**INPUT MATERIAL**
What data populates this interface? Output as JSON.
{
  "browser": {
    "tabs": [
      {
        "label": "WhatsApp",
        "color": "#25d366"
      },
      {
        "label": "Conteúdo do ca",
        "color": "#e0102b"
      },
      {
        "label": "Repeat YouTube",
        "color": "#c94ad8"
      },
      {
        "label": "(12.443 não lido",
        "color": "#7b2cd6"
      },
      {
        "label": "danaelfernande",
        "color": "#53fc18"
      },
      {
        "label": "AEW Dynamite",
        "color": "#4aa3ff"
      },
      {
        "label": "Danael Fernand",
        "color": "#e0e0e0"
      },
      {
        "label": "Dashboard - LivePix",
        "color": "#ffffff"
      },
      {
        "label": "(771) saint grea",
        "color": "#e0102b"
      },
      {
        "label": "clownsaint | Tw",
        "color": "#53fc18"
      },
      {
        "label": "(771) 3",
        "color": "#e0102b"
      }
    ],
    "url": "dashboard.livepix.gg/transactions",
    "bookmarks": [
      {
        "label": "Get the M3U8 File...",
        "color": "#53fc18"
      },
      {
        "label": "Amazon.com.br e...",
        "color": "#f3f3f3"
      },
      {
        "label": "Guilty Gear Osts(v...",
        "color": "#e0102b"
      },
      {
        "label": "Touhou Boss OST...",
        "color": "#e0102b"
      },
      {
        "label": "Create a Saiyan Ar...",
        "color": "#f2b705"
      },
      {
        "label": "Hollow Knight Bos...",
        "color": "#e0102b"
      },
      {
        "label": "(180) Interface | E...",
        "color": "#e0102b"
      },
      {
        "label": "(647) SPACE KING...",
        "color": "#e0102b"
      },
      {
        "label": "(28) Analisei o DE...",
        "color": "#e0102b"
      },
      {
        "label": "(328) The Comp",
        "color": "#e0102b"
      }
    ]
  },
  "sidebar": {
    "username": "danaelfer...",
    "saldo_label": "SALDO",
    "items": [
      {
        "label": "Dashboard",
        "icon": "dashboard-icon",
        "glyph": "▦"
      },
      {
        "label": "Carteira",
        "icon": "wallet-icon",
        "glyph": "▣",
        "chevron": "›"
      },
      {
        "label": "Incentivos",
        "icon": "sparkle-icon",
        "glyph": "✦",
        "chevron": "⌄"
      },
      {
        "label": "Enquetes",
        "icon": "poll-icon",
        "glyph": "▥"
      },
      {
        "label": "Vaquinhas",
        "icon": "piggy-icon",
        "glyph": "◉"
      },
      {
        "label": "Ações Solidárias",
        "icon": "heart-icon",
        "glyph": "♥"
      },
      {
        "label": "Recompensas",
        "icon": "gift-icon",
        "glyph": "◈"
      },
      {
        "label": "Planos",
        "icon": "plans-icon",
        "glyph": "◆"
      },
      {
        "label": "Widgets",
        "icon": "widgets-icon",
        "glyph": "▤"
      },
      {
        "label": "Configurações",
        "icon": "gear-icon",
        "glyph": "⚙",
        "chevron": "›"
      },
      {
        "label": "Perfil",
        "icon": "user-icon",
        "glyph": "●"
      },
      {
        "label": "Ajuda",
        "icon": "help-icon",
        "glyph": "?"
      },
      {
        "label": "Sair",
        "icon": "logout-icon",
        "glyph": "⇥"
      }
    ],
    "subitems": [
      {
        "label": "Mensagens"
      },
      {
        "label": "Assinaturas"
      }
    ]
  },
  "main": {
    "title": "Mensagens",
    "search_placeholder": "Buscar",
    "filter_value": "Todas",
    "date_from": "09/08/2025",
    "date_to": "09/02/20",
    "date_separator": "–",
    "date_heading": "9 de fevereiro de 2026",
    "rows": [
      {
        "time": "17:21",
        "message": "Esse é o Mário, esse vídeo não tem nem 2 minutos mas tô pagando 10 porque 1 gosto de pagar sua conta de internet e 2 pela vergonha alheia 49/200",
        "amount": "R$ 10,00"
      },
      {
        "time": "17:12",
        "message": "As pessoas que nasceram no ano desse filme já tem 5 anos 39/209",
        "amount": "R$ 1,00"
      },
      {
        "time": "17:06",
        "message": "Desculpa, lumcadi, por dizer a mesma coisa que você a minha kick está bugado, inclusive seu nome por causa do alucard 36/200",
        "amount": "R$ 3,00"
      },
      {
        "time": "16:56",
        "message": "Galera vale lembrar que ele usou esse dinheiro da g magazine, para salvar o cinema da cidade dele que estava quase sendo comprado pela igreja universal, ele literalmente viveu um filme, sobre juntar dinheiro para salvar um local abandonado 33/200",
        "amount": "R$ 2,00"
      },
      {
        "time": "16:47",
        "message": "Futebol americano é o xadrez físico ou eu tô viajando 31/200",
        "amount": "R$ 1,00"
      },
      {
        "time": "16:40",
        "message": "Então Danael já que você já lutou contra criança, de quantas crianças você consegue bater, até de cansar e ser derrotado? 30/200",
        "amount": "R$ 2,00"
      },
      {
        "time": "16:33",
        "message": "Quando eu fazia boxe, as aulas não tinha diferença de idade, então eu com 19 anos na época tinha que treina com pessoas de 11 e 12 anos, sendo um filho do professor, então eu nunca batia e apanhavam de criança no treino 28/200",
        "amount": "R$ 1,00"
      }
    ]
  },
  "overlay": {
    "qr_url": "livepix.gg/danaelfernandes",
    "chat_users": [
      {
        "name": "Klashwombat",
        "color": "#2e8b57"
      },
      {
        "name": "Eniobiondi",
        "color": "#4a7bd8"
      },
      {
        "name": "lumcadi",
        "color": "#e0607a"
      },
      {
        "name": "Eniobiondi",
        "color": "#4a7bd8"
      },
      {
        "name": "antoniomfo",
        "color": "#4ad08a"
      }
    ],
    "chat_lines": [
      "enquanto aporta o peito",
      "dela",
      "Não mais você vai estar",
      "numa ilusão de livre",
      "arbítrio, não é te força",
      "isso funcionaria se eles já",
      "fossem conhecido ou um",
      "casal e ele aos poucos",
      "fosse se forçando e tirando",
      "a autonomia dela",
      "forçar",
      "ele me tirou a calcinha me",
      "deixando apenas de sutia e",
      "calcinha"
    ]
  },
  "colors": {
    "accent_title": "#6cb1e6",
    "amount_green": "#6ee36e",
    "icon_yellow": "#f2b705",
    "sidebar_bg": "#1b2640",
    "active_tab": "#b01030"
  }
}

---

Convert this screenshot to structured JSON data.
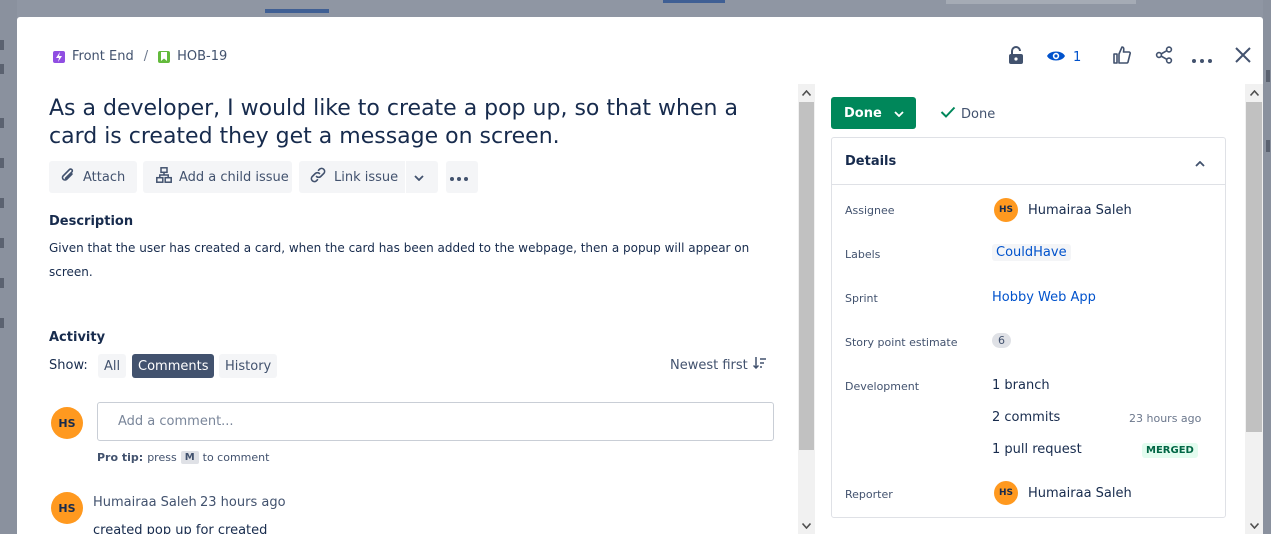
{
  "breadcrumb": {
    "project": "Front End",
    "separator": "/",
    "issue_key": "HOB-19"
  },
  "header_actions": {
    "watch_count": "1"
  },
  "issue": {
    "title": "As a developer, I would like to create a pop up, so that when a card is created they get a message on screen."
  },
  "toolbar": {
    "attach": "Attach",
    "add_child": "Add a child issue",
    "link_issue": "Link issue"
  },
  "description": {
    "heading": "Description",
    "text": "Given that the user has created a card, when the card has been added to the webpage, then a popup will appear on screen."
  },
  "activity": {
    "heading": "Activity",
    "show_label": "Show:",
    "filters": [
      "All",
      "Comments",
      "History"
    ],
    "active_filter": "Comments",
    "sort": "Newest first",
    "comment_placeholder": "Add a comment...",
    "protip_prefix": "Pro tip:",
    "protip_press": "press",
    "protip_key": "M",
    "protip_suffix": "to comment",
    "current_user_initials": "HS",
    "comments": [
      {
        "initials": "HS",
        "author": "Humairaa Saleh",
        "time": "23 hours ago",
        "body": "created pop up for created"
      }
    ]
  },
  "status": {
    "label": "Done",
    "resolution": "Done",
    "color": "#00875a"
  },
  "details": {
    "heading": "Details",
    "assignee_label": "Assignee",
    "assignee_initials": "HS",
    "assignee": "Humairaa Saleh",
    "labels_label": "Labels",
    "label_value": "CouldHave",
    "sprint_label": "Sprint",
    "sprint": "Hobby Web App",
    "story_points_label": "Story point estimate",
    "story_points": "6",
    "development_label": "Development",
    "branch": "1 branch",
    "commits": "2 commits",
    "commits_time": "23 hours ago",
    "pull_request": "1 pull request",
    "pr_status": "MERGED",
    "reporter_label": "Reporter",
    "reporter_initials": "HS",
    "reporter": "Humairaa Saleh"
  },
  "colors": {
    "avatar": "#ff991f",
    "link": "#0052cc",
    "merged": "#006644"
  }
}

---

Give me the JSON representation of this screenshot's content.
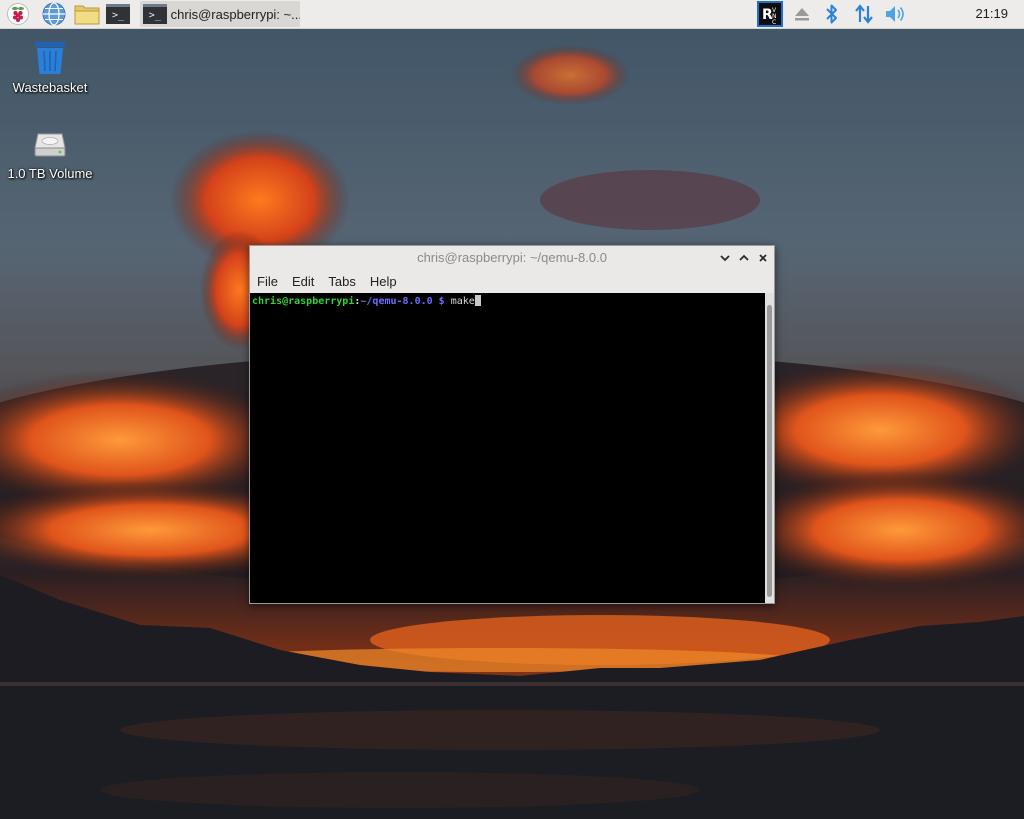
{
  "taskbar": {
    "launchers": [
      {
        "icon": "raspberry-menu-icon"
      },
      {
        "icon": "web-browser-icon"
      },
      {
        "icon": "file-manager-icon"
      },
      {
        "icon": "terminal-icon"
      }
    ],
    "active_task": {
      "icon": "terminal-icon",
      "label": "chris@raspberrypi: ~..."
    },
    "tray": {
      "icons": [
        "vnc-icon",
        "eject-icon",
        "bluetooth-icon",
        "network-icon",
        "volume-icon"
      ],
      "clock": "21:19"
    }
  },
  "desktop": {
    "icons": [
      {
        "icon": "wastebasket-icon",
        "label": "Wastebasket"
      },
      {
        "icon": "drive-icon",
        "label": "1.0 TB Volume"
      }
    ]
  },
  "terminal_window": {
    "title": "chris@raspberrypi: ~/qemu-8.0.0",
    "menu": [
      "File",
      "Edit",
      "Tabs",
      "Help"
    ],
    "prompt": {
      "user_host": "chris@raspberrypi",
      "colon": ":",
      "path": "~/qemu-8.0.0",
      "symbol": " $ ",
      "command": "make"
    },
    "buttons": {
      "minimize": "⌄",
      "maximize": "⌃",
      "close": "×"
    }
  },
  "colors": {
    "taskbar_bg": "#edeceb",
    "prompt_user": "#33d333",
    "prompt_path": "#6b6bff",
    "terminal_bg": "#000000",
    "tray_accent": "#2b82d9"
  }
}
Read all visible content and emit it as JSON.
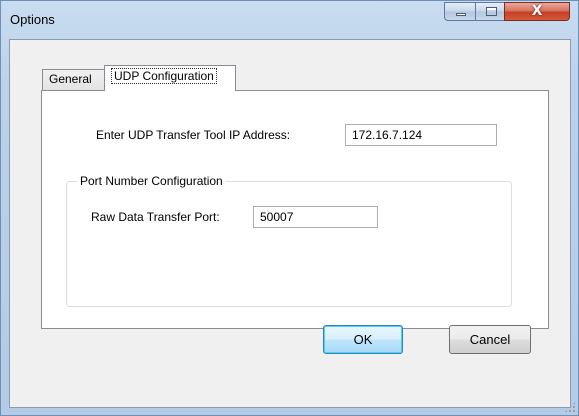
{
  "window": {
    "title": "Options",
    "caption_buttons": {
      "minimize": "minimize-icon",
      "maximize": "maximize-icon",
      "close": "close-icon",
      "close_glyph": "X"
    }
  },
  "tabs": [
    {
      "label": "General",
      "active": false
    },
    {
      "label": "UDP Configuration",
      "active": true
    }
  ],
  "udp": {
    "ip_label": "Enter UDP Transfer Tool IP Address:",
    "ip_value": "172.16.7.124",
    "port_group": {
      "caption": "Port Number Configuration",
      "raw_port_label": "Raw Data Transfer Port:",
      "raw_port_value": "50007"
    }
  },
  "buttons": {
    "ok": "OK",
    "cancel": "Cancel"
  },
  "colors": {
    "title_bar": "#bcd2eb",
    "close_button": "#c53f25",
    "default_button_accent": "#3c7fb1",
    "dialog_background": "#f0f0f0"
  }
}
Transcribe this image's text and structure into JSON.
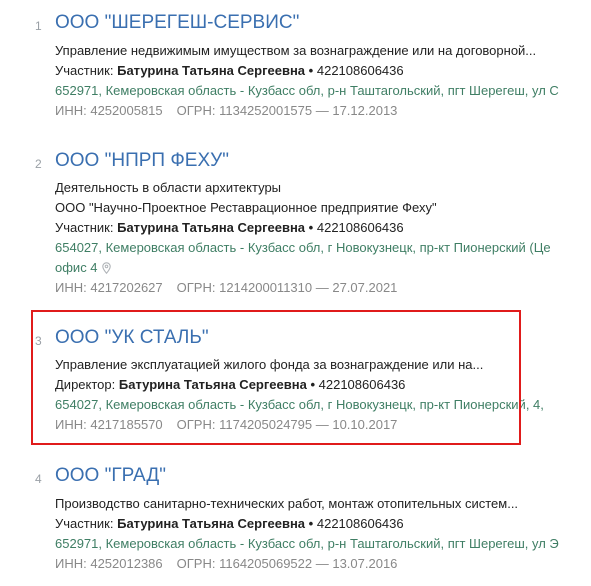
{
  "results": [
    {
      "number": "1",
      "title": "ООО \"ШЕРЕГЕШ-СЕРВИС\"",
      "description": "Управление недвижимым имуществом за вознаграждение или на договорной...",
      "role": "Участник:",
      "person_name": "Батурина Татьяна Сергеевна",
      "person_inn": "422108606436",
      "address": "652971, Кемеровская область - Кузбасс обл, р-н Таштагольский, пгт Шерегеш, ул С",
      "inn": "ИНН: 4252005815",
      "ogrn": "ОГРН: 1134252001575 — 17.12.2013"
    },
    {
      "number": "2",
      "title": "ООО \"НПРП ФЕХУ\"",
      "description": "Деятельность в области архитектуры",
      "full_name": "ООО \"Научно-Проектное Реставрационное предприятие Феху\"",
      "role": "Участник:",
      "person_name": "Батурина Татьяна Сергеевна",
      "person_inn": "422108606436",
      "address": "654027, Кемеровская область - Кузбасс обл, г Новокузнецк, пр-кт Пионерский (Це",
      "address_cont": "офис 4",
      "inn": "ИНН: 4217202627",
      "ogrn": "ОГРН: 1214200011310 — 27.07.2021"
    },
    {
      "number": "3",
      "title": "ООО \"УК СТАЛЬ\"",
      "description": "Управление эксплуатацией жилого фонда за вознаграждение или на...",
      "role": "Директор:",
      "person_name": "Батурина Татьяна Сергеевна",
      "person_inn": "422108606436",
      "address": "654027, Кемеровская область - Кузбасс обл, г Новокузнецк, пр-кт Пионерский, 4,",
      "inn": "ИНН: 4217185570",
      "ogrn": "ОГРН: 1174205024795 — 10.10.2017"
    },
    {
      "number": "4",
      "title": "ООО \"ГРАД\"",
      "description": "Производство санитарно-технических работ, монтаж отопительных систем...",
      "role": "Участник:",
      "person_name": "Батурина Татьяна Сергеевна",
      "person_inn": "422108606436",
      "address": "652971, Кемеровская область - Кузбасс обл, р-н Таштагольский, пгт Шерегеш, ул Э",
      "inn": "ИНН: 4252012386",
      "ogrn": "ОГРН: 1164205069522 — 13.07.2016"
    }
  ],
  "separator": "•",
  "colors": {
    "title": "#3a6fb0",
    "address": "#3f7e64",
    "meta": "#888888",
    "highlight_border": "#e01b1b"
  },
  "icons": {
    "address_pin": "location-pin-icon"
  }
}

**GIVEN INSTRUCTION**
Among the lines of the listing, how many hold the string "created"? Respond with only the number.

**FINAL RESULT**
3